** START **

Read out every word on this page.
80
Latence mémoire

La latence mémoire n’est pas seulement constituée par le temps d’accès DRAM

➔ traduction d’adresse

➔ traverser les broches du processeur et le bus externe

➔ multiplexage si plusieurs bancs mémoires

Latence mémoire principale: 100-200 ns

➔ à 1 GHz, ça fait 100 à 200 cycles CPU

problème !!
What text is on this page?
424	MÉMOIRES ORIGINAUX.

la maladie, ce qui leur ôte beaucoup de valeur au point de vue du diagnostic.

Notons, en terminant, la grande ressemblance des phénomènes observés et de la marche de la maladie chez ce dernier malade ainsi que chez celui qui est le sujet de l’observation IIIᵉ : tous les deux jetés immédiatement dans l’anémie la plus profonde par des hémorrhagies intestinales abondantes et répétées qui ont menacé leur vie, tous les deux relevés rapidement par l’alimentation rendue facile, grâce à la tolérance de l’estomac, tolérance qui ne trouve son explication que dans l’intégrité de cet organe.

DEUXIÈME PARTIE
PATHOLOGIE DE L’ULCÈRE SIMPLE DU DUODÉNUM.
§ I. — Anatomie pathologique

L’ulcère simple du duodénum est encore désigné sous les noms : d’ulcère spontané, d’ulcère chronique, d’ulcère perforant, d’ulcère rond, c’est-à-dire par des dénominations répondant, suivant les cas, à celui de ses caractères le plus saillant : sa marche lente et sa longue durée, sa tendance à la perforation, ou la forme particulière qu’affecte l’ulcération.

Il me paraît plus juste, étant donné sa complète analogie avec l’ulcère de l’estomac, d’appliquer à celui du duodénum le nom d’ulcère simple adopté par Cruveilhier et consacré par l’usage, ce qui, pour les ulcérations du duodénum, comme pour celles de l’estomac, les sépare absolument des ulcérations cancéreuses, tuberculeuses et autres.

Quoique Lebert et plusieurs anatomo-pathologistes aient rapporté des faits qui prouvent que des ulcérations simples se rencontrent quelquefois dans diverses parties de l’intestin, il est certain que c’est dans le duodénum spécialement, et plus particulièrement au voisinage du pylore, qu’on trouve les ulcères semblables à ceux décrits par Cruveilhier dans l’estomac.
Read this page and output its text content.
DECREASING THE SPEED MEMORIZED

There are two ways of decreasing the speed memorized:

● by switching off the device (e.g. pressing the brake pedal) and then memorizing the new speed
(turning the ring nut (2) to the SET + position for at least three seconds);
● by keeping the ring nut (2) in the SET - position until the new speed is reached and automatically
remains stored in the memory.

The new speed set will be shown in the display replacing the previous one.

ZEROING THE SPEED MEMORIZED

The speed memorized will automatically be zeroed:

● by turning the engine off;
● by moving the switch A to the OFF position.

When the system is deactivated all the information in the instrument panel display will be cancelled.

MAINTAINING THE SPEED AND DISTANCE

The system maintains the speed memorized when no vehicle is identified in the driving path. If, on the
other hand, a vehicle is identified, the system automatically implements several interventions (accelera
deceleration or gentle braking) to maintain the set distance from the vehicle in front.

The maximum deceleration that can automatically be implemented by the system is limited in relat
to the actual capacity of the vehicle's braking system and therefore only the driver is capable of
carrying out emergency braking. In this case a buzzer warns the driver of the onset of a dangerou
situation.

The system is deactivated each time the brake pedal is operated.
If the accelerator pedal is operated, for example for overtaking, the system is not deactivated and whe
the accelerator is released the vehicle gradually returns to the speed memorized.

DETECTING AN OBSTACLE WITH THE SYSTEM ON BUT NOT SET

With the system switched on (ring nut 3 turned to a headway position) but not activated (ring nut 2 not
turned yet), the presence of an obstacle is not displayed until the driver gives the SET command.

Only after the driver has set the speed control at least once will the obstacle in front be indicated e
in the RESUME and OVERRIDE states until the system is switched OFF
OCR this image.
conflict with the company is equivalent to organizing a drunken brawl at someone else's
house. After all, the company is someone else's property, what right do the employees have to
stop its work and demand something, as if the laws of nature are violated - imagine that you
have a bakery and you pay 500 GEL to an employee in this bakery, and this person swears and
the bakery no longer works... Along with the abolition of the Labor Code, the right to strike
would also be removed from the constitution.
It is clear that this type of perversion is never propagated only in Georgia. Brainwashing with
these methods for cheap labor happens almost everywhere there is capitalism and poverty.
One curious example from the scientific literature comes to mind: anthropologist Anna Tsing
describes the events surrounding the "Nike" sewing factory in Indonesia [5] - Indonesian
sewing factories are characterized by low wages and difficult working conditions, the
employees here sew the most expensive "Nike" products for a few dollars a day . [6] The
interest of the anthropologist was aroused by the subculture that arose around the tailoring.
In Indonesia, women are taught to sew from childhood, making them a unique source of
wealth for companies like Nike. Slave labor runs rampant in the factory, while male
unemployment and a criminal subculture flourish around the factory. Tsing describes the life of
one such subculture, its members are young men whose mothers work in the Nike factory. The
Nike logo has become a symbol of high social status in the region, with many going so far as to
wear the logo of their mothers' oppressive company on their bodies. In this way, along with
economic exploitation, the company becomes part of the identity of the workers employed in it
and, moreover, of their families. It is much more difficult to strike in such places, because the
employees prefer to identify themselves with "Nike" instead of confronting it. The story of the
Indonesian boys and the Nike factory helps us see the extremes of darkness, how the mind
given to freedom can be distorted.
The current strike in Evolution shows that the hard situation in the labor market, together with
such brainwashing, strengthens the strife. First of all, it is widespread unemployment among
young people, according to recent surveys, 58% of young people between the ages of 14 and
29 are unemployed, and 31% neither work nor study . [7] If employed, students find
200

** END **

## Task prompt
Identify the lines of the entries containing the string "operated". Copy each such line.

## Answer to this task
The system is deactivated each time the brake pedal is operated.
If the accelerator pedal is operated, for example for overtaking, the system is not deactivated and whe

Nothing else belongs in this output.